#### PASSAGE FOR REVIEW
──────────────────────────────
2- Infrastructure Agility: IaC as the New Security Canvas

Cloud-native environments live and breathe elasticity. Spinning up a secure environment should be as fast as writing a config file, not waiting for a procurement cycle. At JPSoftWorks, we treat Infrastructure as Code as both an engineering and a security practice. Policies, encryption standards, and compliance rules should live in repositories, version-controlled and testable. This makes our security posture reproducible and auditable: exactly what fast-moving enterprises need.

3- Application Agility: Shifting Security Left

Microservices and Containerization accelerate delivery but also multiply complexity. Application agility is not just about speed: it’s about resilience. Our approach is to shift security as far left as possible: automated scanning of dependencies, secrets management built into the CI/CD flow, and risk-based prioritization for issues. The goal is to keep developers moving fast without sacrificing trust.
──────────────────────────────
Page layout parsing data
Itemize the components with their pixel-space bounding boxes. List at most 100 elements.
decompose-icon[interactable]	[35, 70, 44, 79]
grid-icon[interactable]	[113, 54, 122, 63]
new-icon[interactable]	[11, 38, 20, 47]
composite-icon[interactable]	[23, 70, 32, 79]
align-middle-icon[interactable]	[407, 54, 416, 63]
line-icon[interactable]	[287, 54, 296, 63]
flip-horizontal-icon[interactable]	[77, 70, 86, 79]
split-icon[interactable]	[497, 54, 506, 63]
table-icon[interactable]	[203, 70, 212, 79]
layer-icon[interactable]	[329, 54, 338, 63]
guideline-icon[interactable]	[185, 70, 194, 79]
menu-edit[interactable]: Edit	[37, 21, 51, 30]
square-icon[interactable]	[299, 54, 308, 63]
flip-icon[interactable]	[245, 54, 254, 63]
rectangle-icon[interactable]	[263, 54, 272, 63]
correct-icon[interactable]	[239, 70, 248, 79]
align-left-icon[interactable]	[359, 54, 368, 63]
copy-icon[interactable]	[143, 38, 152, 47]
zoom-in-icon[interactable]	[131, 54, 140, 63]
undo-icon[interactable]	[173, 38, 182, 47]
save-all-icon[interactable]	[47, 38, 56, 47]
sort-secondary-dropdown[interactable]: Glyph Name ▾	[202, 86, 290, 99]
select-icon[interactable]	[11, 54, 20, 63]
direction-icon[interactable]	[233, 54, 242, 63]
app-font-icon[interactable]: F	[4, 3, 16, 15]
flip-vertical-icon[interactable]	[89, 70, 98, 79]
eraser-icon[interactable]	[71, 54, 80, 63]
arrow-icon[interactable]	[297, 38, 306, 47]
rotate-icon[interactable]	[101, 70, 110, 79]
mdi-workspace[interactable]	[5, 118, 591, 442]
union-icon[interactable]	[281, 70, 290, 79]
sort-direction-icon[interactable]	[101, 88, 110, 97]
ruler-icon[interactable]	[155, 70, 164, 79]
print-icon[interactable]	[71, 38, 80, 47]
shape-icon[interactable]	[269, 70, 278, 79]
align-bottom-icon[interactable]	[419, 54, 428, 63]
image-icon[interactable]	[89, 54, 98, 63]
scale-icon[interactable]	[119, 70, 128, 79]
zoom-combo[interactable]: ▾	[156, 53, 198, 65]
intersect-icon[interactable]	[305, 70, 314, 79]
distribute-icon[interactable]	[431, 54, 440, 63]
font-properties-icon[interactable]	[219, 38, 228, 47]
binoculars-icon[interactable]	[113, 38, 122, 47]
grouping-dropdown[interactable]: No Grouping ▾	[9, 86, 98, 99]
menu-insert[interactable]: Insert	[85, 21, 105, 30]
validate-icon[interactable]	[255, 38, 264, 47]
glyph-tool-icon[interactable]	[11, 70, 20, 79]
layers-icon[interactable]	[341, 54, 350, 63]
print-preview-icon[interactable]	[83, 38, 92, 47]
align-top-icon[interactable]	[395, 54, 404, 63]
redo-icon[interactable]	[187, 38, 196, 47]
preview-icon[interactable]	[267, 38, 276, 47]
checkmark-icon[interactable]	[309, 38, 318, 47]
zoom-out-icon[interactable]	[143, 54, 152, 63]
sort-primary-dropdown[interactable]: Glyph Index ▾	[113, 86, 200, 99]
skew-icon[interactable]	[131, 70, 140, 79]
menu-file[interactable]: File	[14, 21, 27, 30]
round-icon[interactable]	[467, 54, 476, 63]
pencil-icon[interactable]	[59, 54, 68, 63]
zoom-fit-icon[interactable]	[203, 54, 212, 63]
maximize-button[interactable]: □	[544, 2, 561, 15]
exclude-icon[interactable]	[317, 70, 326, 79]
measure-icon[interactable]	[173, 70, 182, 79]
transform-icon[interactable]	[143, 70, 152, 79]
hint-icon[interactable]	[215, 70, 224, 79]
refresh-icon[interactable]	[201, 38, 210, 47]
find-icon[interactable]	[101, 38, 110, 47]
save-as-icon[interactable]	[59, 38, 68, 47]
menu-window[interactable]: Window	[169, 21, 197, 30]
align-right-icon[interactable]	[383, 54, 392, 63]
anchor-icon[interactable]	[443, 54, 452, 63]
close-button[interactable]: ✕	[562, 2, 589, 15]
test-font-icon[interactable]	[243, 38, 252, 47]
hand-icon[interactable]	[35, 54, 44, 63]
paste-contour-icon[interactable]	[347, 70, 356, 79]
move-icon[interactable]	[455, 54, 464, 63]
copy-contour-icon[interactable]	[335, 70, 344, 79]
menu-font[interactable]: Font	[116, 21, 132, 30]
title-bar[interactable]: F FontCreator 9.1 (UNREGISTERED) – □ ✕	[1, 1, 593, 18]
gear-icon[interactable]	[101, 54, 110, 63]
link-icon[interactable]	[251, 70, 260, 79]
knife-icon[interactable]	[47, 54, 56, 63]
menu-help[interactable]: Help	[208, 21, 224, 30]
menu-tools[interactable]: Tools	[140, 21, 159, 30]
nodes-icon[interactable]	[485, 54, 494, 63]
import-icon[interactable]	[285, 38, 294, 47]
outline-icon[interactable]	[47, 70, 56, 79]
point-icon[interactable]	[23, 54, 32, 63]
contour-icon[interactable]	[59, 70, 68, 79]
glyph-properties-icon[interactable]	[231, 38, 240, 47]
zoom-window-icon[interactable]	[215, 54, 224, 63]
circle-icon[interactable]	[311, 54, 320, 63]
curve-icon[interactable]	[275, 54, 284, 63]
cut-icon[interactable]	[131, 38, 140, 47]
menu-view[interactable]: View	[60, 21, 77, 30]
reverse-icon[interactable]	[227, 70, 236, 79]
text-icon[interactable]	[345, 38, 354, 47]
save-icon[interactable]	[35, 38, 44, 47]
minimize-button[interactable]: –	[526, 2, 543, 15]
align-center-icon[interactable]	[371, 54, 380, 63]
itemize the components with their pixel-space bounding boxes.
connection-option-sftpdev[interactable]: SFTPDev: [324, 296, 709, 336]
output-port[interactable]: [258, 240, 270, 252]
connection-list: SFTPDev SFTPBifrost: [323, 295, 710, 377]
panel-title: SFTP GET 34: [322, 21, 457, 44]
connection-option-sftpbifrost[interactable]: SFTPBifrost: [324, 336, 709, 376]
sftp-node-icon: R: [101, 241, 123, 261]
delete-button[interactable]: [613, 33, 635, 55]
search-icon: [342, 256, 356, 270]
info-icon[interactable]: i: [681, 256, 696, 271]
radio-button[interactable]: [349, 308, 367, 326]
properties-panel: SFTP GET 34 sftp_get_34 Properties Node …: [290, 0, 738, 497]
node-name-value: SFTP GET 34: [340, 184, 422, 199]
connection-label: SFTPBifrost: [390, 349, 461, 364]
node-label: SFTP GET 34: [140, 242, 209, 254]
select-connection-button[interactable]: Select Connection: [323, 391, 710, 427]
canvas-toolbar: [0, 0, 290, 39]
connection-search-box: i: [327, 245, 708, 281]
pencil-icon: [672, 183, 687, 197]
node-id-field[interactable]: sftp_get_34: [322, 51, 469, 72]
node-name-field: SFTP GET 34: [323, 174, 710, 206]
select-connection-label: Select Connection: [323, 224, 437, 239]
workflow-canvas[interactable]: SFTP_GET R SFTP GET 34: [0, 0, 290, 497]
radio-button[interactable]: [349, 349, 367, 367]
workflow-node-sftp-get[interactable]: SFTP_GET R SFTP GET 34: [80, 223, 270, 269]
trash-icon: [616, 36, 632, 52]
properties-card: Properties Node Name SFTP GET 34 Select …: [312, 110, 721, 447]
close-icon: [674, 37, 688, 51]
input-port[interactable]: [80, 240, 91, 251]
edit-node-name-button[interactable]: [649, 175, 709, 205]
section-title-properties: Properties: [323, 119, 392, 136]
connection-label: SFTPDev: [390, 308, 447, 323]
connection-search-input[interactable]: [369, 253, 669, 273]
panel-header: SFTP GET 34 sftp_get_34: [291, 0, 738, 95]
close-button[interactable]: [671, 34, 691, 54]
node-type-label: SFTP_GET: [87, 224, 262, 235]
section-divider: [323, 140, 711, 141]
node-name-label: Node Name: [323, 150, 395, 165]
──────────────────────────────
Copy out the full passage on infrastructure and application agility, word for word.

#### WORKED SOLUTION
2- Infrastructure Agility: IaC as the New Security Canvas

Cloud-native environments live and breathe elasticity. Spinning up a secure environment should be as fast as writing a config file, not waiting for a procurement cycle. At JPSoftWorks, we treat Infrastructure as Code as both an engineering and a security practice. Policies, encryption standards, and compliance rules should live in repositories, version-controlled and testable. This makes our security posture reproducible and auditable: exactly what fast-moving enterprises need.

3- Application Agility: Shifting Security Left

Microservices and Containerization accelerate delivery but also multiply complexity. Application agility is not just about speed: it’s about resilience. Our approach is to shift security as far left as possible: automated scanning of dependencies, secrets management built into the CI/CD flow, and risk-based prioritization for issues. The goal is to keep developers moving fast without sacrificing trust.